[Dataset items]
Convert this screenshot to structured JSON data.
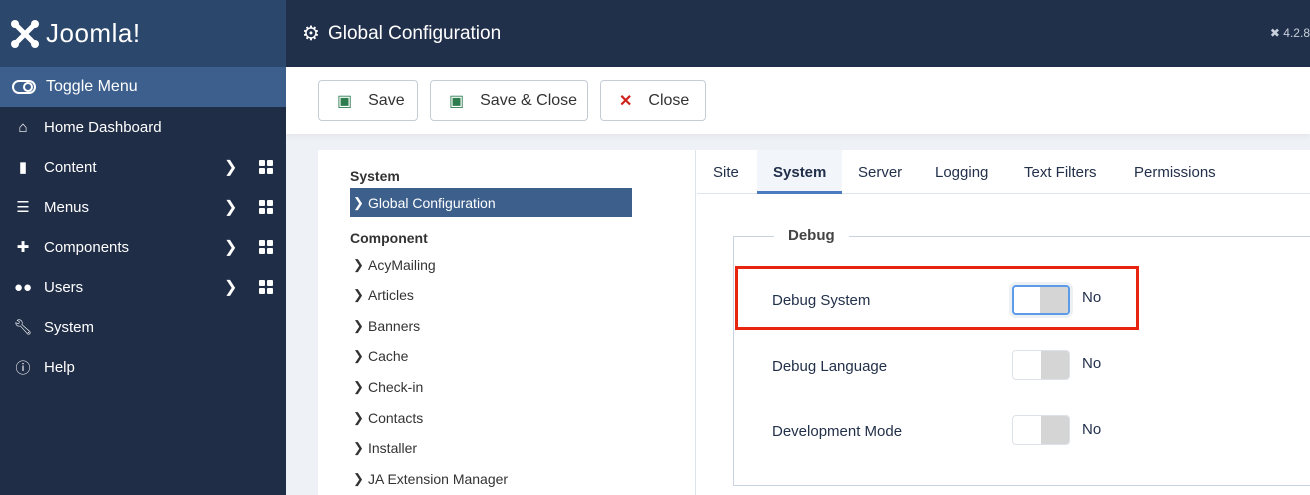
{
  "brand": {
    "logo_text": "Joomla!",
    "version": "4.2.8"
  },
  "sidebar": {
    "toggle": "Toggle Menu",
    "items": [
      {
        "label": "Home Dashboard",
        "icon": "home-icon"
      },
      {
        "label": "Content",
        "icon": "file-icon",
        "submenu": true
      },
      {
        "label": "Menus",
        "icon": "list-icon",
        "submenu": true
      },
      {
        "label": "Components",
        "icon": "puzzle-icon",
        "submenu": true
      },
      {
        "label": "Users",
        "icon": "users-icon",
        "submenu": true
      },
      {
        "label": "System",
        "icon": "wrench-icon"
      },
      {
        "label": "Help",
        "icon": "info-icon"
      }
    ]
  },
  "header": {
    "title": "Global Configuration"
  },
  "toolbar": {
    "save": "Save",
    "save_close": "Save & Close",
    "close": "Close"
  },
  "left": {
    "system_heading": "System",
    "active": "Global Configuration",
    "component_heading": "Component",
    "components": [
      "AcyMailing",
      "Articles",
      "Banners",
      "Cache",
      "Check-in",
      "Contacts",
      "Installer",
      "JA Extension Manager"
    ]
  },
  "tabs": [
    "Site",
    "System",
    "Server",
    "Logging",
    "Text Filters",
    "Permissions"
  ],
  "active_tab": "System",
  "fieldset": {
    "legend": "Debug",
    "rows": [
      {
        "label": "Debug System",
        "value": "No"
      },
      {
        "label": "Debug Language",
        "value": "No"
      },
      {
        "label": "Development Mode",
        "value": "No"
      }
    ]
  },
  "colors": {
    "highlight": "#e8240f",
    "sidebar": "#1f2d47",
    "active": "#3d5f8c"
  }
}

Aim:
Reproduce all of the data exactly; the pictures do not belong in the copy.

Correct result:
Convert this screenshot to structured JSON data.
{
  "brand": {
    "logo_text": "Joomla!",
    "version": "4.2.8"
  },
  "sidebar": {
    "toggle": "Toggle Menu",
    "items": [
      {
        "label": "Home Dashboard",
        "icon": "home-icon"
      },
      {
        "label": "Content",
        "icon": "file-icon",
        "submenu": true
      },
      {
        "label": "Menus",
        "icon": "list-icon",
        "submenu": true
      },
      {
        "label": "Components",
        "icon": "puzzle-icon",
        "submenu": true
      },
      {
        "label": "Users",
        "icon": "users-icon",
        "submenu": true
      },
      {
        "label": "System",
        "icon": "wrench-icon"
      },
      {
        "label": "Help",
        "icon": "info-icon"
      }
    ]
  },
  "header": {
    "title": "Global Configuration"
  },
  "toolbar": {
    "save": "Save",
    "save_close": "Save & Close",
    "close": "Close"
  },
  "left": {
    "system_heading": "System",
    "active": "Global Configuration",
    "component_heading": "Component",
    "components": [
      "AcyMailing",
      "Articles",
      "Banners",
      "Cache",
      "Check-in",
      "Contacts",
      "Installer",
      "JA Extension Manager"
    ]
  },
  "tabs": [
    "Site",
    "System",
    "Server",
    "Logging",
    "Text Filters",
    "Permissions"
  ],
  "active_tab": "System",
  "fieldset": {
    "legend": "Debug",
    "rows": [
      {
        "label": "Debug System",
        "value": "No"
      },
      {
        "label": "Debug Language",
        "value": "No"
      },
      {
        "label": "Development Mode",
        "value": "No"
      }
    ]
  },
  "colors": {
    "highlight": "#e8240f",
    "sidebar": "#1f2d47",
    "active": "#3d5f8c"
  }
}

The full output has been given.